Chart and figure data
________________________

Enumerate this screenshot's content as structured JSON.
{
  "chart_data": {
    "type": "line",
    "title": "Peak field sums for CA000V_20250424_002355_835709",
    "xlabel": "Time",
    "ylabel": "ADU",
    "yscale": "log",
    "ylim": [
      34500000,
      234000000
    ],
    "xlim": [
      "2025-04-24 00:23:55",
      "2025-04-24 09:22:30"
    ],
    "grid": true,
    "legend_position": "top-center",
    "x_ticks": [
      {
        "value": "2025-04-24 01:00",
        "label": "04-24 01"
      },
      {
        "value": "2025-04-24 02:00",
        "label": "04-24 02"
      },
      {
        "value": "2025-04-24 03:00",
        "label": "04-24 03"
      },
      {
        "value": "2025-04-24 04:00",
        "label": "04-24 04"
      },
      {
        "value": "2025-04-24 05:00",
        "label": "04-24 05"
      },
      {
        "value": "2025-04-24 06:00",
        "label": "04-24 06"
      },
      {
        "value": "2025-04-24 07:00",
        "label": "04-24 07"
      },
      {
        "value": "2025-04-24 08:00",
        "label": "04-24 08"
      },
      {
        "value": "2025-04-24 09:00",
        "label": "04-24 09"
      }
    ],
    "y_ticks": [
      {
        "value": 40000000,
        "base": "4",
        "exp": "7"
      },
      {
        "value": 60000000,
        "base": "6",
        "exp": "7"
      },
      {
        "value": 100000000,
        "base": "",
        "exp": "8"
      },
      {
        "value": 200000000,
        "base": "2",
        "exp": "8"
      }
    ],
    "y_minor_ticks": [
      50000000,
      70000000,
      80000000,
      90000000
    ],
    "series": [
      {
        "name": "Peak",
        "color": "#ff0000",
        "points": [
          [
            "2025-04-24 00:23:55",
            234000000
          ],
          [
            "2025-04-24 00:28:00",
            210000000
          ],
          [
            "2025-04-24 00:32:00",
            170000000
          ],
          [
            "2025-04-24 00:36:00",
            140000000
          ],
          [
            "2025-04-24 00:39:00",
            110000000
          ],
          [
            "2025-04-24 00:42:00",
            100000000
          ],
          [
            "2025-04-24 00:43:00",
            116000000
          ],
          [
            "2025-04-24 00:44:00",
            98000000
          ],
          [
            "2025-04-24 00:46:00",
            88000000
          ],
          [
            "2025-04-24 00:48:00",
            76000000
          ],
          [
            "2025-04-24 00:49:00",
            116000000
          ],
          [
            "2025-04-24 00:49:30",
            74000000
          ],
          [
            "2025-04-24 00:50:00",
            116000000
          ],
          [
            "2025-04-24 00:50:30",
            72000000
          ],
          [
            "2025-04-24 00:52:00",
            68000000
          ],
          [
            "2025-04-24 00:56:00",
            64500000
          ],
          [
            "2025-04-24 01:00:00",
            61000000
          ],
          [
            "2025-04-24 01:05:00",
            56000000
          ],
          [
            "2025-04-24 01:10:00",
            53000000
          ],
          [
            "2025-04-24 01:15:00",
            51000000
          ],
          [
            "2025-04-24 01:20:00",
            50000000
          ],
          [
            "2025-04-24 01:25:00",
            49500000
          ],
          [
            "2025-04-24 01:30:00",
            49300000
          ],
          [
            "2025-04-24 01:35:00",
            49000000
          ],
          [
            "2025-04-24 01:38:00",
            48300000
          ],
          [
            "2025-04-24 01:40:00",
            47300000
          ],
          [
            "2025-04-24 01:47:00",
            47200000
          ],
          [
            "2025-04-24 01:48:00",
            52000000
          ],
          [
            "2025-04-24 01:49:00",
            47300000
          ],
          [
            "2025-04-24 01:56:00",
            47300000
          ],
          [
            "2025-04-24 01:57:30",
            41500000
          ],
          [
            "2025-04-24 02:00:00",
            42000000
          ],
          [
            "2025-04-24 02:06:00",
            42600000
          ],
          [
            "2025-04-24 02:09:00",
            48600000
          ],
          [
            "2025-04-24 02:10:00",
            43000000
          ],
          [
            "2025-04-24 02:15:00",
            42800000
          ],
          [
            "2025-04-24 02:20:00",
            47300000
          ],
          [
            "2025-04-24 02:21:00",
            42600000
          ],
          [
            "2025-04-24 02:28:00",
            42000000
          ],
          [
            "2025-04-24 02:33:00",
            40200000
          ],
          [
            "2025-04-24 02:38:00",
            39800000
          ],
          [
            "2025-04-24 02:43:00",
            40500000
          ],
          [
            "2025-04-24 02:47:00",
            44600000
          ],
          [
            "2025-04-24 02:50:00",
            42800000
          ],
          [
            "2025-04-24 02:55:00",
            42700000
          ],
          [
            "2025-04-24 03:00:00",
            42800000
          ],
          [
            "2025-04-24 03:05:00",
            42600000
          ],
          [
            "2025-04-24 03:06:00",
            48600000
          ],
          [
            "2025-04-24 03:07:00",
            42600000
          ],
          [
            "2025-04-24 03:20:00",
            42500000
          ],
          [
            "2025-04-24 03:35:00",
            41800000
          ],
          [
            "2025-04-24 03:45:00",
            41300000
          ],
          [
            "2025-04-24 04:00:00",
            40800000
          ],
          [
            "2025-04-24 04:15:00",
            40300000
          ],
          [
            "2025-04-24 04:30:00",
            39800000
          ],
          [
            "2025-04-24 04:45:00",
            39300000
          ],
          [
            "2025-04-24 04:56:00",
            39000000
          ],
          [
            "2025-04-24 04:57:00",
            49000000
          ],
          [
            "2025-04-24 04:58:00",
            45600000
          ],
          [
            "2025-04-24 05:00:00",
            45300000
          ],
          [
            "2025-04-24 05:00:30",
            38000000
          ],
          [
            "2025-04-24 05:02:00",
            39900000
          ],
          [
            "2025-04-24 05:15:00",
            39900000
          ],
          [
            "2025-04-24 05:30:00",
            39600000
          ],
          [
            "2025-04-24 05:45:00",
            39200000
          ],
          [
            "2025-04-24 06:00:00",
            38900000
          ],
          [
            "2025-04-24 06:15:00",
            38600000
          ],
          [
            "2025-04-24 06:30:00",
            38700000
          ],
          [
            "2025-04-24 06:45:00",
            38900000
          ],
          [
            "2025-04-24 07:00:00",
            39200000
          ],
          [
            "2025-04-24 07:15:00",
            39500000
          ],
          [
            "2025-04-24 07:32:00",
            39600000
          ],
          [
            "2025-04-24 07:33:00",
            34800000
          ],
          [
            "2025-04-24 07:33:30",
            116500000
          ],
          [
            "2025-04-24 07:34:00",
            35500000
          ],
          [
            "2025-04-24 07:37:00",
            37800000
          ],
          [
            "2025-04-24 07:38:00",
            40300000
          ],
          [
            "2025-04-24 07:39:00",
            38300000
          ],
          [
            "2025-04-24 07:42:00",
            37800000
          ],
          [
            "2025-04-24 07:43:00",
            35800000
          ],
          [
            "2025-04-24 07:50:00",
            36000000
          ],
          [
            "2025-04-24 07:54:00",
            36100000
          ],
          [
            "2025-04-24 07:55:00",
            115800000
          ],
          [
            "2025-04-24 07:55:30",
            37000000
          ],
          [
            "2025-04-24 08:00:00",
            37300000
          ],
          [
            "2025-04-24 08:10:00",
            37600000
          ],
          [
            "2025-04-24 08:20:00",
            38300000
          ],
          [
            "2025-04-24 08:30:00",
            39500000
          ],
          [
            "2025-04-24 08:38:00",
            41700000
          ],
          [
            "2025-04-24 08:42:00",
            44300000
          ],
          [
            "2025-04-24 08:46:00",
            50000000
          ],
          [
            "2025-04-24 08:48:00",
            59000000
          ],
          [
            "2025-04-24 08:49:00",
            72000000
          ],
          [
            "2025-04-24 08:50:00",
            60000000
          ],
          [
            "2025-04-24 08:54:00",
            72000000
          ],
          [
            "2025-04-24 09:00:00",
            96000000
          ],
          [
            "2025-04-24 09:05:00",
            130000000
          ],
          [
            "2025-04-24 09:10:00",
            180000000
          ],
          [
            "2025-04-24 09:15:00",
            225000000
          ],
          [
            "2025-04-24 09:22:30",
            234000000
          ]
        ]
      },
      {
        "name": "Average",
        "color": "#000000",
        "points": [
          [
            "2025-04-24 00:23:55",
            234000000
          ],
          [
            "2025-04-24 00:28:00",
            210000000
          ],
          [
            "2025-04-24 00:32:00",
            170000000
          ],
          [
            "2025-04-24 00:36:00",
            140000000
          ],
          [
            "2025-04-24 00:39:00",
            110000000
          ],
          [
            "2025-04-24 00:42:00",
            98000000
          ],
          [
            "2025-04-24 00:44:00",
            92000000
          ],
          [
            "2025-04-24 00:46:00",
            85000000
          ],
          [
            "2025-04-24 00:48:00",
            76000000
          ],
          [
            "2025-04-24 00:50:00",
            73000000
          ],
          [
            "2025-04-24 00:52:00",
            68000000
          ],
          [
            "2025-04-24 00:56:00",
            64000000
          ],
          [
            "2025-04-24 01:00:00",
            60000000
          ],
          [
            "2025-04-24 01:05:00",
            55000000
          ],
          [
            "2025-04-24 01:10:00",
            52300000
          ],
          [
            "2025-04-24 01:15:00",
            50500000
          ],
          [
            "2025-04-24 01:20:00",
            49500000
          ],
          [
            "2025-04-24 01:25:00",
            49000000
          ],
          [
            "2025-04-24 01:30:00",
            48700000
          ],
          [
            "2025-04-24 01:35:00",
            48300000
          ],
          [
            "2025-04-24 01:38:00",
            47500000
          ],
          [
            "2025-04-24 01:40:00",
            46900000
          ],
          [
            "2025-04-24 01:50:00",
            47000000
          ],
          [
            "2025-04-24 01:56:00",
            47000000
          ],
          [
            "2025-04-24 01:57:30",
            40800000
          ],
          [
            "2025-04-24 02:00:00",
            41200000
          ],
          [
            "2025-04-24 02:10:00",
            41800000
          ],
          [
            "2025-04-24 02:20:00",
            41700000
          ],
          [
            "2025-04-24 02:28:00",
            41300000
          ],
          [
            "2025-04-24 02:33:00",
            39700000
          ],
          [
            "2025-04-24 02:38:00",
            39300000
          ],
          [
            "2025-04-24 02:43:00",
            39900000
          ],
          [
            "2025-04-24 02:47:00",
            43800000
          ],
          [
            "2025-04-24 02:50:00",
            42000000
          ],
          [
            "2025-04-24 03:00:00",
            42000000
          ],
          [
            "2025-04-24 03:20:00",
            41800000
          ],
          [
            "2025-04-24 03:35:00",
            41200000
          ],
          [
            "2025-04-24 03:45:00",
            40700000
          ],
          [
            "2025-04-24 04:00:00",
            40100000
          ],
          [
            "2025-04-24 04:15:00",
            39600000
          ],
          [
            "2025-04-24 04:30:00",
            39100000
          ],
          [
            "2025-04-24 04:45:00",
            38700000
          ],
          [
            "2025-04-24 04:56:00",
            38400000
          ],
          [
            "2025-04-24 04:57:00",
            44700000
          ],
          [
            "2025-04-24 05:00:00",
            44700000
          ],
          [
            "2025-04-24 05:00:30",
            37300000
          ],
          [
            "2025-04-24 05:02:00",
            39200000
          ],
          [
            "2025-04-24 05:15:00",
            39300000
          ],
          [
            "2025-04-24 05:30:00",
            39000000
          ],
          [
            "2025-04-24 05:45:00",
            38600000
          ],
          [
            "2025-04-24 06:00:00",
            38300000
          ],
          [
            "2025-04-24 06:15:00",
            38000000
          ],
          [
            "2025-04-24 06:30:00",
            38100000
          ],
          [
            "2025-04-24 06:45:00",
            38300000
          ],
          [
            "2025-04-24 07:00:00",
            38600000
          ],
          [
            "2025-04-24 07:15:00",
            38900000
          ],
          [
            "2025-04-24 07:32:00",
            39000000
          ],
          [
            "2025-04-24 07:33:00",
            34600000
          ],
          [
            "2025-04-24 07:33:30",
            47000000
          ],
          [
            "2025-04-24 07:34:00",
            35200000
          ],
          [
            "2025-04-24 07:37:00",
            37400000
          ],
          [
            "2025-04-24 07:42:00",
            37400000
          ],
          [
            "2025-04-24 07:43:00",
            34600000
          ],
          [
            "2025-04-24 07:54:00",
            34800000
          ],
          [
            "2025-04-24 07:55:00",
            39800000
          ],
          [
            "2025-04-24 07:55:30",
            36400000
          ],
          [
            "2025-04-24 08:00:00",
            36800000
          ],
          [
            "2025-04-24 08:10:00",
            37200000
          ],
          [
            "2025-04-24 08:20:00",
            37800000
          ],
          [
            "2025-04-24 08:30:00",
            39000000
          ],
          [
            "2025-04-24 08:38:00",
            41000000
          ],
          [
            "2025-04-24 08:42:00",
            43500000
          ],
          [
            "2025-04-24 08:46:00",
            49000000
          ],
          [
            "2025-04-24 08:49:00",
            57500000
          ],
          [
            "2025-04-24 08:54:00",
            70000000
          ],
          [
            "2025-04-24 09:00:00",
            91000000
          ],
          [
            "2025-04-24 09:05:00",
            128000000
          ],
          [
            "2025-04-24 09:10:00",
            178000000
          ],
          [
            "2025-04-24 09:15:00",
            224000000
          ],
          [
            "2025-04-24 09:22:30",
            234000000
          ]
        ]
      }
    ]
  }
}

________________________

*PROBLEM REQUIREMENTS*
Scan the entries above. Copy each line that has the string "Peak".

*THE COMPLETED TASK*
    "title": "Peak field sums for CA000V_20250424_002355_835709",
        "name": "Peak",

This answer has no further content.